■ EXERCISE DATA

____________

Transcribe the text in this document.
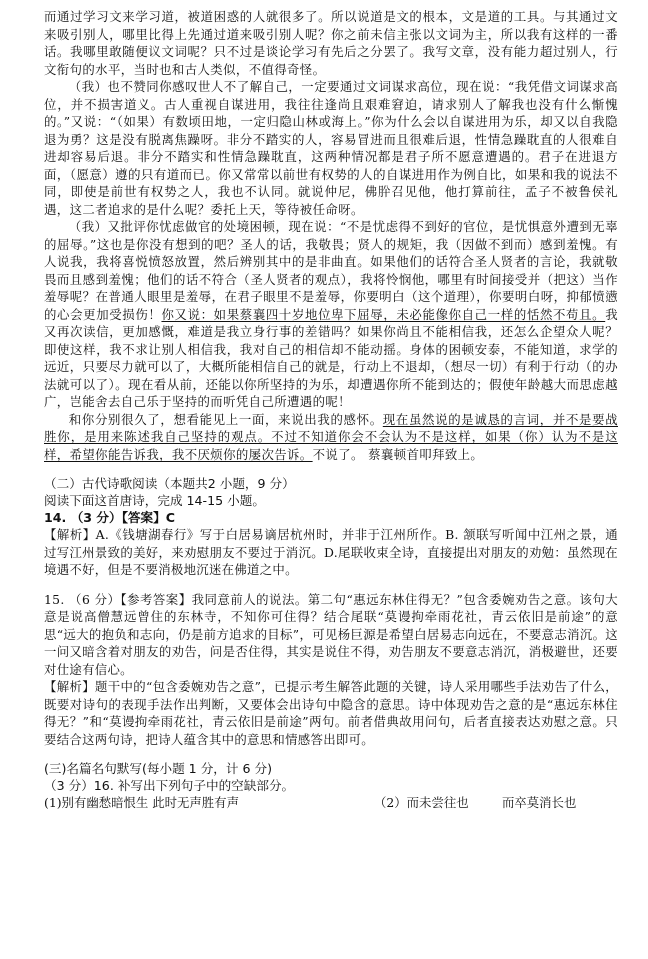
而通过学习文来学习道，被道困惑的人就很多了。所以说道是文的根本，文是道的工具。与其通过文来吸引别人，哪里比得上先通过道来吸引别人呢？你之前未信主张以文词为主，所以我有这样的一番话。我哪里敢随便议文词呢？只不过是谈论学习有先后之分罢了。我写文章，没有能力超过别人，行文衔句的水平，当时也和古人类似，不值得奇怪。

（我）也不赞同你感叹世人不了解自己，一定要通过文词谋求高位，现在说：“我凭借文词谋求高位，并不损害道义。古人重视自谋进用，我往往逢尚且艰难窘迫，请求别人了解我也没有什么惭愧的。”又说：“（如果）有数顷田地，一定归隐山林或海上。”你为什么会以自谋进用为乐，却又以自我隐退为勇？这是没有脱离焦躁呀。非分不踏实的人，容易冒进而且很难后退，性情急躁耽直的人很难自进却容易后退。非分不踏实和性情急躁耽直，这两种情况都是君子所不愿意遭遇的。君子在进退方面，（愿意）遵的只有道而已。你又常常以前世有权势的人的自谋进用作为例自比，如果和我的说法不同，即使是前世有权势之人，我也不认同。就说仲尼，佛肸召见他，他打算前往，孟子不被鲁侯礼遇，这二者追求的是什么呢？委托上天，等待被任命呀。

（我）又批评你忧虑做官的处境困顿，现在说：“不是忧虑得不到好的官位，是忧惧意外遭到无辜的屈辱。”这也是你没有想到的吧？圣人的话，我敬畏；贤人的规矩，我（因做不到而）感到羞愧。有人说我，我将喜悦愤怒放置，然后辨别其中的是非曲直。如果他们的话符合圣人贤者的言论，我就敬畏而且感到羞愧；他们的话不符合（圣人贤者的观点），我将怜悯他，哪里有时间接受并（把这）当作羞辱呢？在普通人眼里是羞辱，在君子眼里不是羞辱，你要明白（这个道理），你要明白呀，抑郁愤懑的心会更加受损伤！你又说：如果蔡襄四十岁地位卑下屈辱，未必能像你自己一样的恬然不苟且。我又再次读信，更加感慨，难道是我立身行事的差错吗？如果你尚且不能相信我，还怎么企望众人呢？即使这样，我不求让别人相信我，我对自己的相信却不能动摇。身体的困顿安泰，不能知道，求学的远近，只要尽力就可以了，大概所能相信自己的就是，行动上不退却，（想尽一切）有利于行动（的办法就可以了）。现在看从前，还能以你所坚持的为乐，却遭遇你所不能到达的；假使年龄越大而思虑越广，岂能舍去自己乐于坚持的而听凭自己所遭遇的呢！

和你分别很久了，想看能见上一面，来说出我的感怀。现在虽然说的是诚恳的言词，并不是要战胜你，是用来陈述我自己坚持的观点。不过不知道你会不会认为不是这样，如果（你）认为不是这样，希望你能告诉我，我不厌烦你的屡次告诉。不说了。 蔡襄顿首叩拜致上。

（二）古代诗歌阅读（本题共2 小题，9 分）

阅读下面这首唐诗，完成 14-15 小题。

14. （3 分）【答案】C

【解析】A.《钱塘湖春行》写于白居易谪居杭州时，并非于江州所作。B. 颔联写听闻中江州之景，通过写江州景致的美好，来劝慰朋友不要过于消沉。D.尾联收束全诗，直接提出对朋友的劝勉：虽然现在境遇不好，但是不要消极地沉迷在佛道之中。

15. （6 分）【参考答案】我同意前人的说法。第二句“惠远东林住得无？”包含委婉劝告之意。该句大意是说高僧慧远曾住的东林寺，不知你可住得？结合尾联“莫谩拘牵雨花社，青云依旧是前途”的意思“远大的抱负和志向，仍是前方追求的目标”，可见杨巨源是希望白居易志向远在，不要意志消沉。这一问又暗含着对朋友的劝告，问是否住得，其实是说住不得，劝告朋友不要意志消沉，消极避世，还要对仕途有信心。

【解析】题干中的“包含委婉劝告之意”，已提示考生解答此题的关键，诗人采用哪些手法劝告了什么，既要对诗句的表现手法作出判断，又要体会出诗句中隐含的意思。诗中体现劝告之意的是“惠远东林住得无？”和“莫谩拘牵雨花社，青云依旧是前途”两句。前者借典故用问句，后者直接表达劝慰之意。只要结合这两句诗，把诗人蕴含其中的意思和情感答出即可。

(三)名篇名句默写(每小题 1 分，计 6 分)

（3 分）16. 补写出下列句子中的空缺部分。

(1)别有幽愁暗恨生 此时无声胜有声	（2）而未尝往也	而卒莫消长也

____________

■ TO BE DONE
Keep the pictures out of the copy and write out the data exactly as it stands.

■ FULL SOLUTION
Transcribe the text in this document.
而通过学习文来学习道，被道困惑的人就很多了。所以说道是文的根本，文是道的工具。与其通过文来吸引别人，哪里比得上先通过道来吸引别人呢？你之前未信主张以文词为主，所以我有这样的一番话。我哪里敢随便议文词呢？只不过是谈论学习有先后之分罢了。我写文章，没有能力超过别人，行文衔句的水平，当时也和古人类似，不值得奇怪。

（我）也不赞同你感叹世人不了解自己，一定要通过文词谋求高位，现在说：“我凭借文词谋求高位，并不损害道义。古人重视自谋进用，我往往逢尚且艰难窘迫，请求别人了解我也没有什么惭愧的。”又说：“（如果）有数顷田地，一定归隐山林或海上。”你为什么会以自谋进用为乐，却又以自我隐退为勇？这是没有脱离焦躁呀。非分不踏实的人，容易冒进而且很难后退，性情急躁耽直的人很难自进却容易后退。非分不踏实和性情急躁耽直，这两种情况都是君子所不愿意遭遇的。君子在进退方面，（愿意）遵的只有道而已。你又常常以前世有权势的人的自谋进用作为例自比，如果和我的说法不同，即使是前世有权势之人，我也不认同。就说仲尼，佛肸召见他，他打算前往，孟子不被鲁侯礼遇，这二者追求的是什么呢？委托上天，等待被任命呀。

（我）又批评你忧虑做官的处境困顿，现在说：“不是忧虑得不到好的官位，是忧惧意外遭到无辜的屈辱。”这也是你没有想到的吧？圣人的话，我敬畏；贤人的规矩，我（因做不到而）感到羞愧。有人说我，我将喜悦愤怒放置，然后辨别其中的是非曲直。如果他们的话符合圣人贤者的言论，我就敬畏而且感到羞愧；他们的话不符合（圣人贤者的观点），我将怜悯他，哪里有时间接受并（把这）当作羞辱呢？在普通人眼里是羞辱，在君子眼里不是羞辱，你要明白（这个道理），你要明白呀，抑郁愤懑的心会更加受损伤！你又说：如果蔡襄四十岁地位卑下屈辱，未必能像你自己一样的恬然不苟且。我又再次读信，更加感慨，难道是我立身行事的差错吗？如果你尚且不能相信我，还怎么企望众人呢？即使这样，我不求让别人相信我，我对自己的相信却不能动摇。身体的困顿安泰，不能知道，求学的远近，只要尽力就可以了，大概所能相信自己的就是，行动上不退却，（想尽一切）有利于行动（的办法就可以了）。现在看从前，还能以你所坚持的为乐，却遭遇你所不能到达的；假使年龄越大而思虑越广，岂能舍去自己乐于坚持的而听凭自己所遭遇的呢！

和你分别很久了，想看能见上一面，来说出我的感怀。现在虽然说的是诚恳的言词，并不是要战胜你，是用来陈述我自己坚持的观点。不过不知道你会不会认为不是这样，如果（你）认为不是这样，希望你能告诉我，我不厌烦你的屡次告诉。不说了。 蔡襄顿首叩拜致上。

（二）古代诗歌阅读（本题共2 小题，9 分）

阅读下面这首唐诗，完成 14-15 小题。

14. （3 分）【答案】C

【解析】A.《钱塘湖春行》写于白居易谪居杭州时，并非于江州所作。B. 颔联写听闻中江州之景，通过写江州景致的美好，来劝慰朋友不要过于消沉。D.尾联收束全诗，直接提出对朋友的劝勉：虽然现在境遇不好，但是不要消极地沉迷在佛道之中。

15. （6 分）【参考答案】我同意前人的说法。第二句“惠远东林住得无？”包含委婉劝告之意。该句大意是说高僧慧远曾住的东林寺，不知你可住得？结合尾联“莫谩拘牵雨花社，青云依旧是前途”的意思“远大的抱负和志向，仍是前方追求的目标”，可见杨巨源是希望白居易志向远在，不要意志消沉。这一问又暗含着对朋友的劝告，问是否住得，其实是说住不得，劝告朋友不要意志消沉，消极避世，还要对仕途有信心。

【解析】题干中的“包含委婉劝告之意”，已提示考生解答此题的关键，诗人采用哪些手法劝告了什么，既要对诗句的表现手法作出判断，又要体会出诗句中隐含的意思。诗中体现劝告之意的是“惠远东林住得无？”和“莫谩拘牵雨花社，青云依旧是前途”两句。前者借典故用问句，后者直接表达劝慰之意。只要结合这两句诗，把诗人蕴含其中的意思和情感答出即可。

(三)名篇名句默写(每小题 1 分，计 6 分)

（3 分）16. 补写出下列句子中的空缺部分。

(1)别有幽愁暗恨生 此时无声胜有声	（2）而未尝往也	而卒莫消长也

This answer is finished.